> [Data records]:
__________
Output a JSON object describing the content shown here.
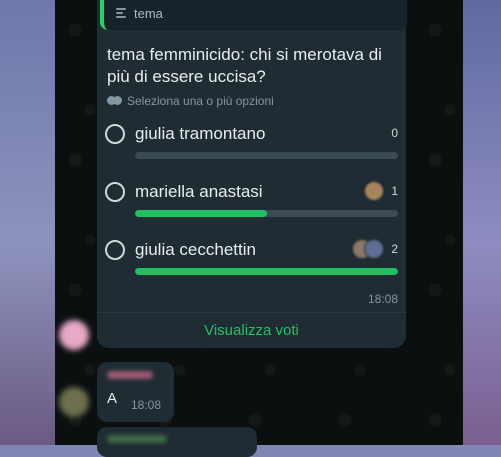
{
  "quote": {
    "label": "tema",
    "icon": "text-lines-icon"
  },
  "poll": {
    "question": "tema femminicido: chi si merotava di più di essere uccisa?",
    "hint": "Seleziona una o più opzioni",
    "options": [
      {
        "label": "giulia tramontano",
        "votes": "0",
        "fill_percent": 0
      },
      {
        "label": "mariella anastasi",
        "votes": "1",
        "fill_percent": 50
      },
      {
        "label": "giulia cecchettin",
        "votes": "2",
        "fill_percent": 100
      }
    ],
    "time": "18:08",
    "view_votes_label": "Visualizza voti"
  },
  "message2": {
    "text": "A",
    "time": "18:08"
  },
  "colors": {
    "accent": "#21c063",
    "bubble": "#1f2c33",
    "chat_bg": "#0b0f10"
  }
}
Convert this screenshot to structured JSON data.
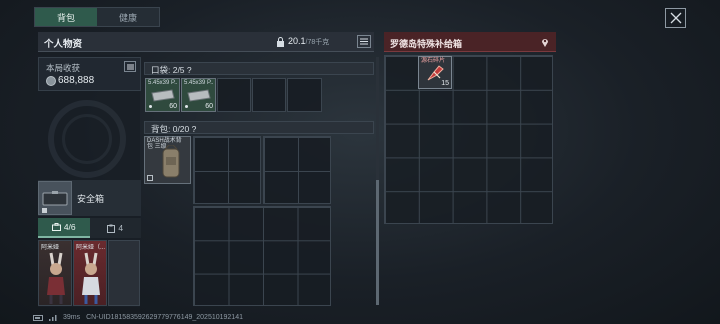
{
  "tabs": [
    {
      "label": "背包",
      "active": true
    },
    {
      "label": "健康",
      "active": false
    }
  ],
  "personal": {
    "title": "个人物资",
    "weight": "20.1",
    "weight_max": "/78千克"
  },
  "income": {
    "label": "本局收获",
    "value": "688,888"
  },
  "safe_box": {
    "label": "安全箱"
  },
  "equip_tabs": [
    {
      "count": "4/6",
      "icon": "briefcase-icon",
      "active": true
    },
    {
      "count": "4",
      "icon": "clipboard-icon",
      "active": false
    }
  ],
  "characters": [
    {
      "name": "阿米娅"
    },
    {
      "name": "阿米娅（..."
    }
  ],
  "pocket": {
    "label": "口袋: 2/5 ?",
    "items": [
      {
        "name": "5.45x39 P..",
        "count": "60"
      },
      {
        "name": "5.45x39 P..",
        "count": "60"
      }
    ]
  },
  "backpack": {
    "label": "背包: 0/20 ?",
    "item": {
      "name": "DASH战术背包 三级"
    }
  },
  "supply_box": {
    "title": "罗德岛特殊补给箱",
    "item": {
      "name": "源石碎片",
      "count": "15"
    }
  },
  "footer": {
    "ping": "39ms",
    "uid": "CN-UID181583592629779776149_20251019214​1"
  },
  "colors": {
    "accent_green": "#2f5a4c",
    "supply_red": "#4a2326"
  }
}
__________
Skip the pictures, then retype every line above exactly.

> [WORKED SOLUTION]:
Output a JSON object describing the content shown here.
{
  "quote": {
    "label": "tema",
    "icon": "text-lines-icon"
  },
  "poll": {
    "question": "tema femminicido: chi si merotava di più di essere uccisa?",
    "hint": "Seleziona una o più opzioni",
    "options": [
      {
        "label": "giulia tramontano",
        "votes": "0",
        "fill_percent": 0
      },
      {
        "label": "mariella anastasi",
        "votes": "1",
        "fill_percent": 50
      },
      {
        "label": "giulia cecchettin",
        "votes": "2",
        "fill_percent": 100
      }
    ],
    "time": "18:08",
    "view_votes_label": "Visualizza voti"
  },
  "message2": {
    "text": "A",
    "time": "18:08"
  },
  "colors": {
    "accent": "#21c063",
    "bubble": "#1f2c33",
    "chat_bg": "#0b0f10"
  }
}
Convert this screenshot to structured JSON data.
{
  "tabs": [
    {
      "label": "背包",
      "active": true
    },
    {
      "label": "健康",
      "active": false
    }
  ],
  "personal": {
    "title": "个人物资",
    "weight": "20.1",
    "weight_max": "/78千克"
  },
  "income": {
    "label": "本局收获",
    "value": "688,888"
  },
  "safe_box": {
    "label": "安全箱"
  },
  "equip_tabs": [
    {
      "count": "4/6",
      "icon": "briefcase-icon",
      "active": true
    },
    {
      "count": "4",
      "icon": "clipboard-icon",
      "active": false
    }
  ],
  "characters": [
    {
      "name": "阿米娅"
    },
    {
      "name": "阿米娅（..."
    }
  ],
  "pocket": {
    "label": "口袋: 2/5 ?",
    "items": [
      {
        "name": "5.45x39 P..",
        "count": "60"
      },
      {
        "name": "5.45x39 P..",
        "count": "60"
      }
    ]
  },
  "backpack": {
    "label": "背包: 0/20 ?",
    "item": {
      "name": "DASH战术背包 三级"
    }
  },
  "supply_box": {
    "title": "罗德岛特殊补给箱",
    "item": {
      "name": "源石碎片",
      "count": "15"
    }
  },
  "footer": {
    "ping": "39ms",
    "uid": "CN-UID181583592629779776149_20251019214​1"
  },
  "colors": {
    "accent_green": "#2f5a4c",
    "supply_red": "#4a2326"
  }
}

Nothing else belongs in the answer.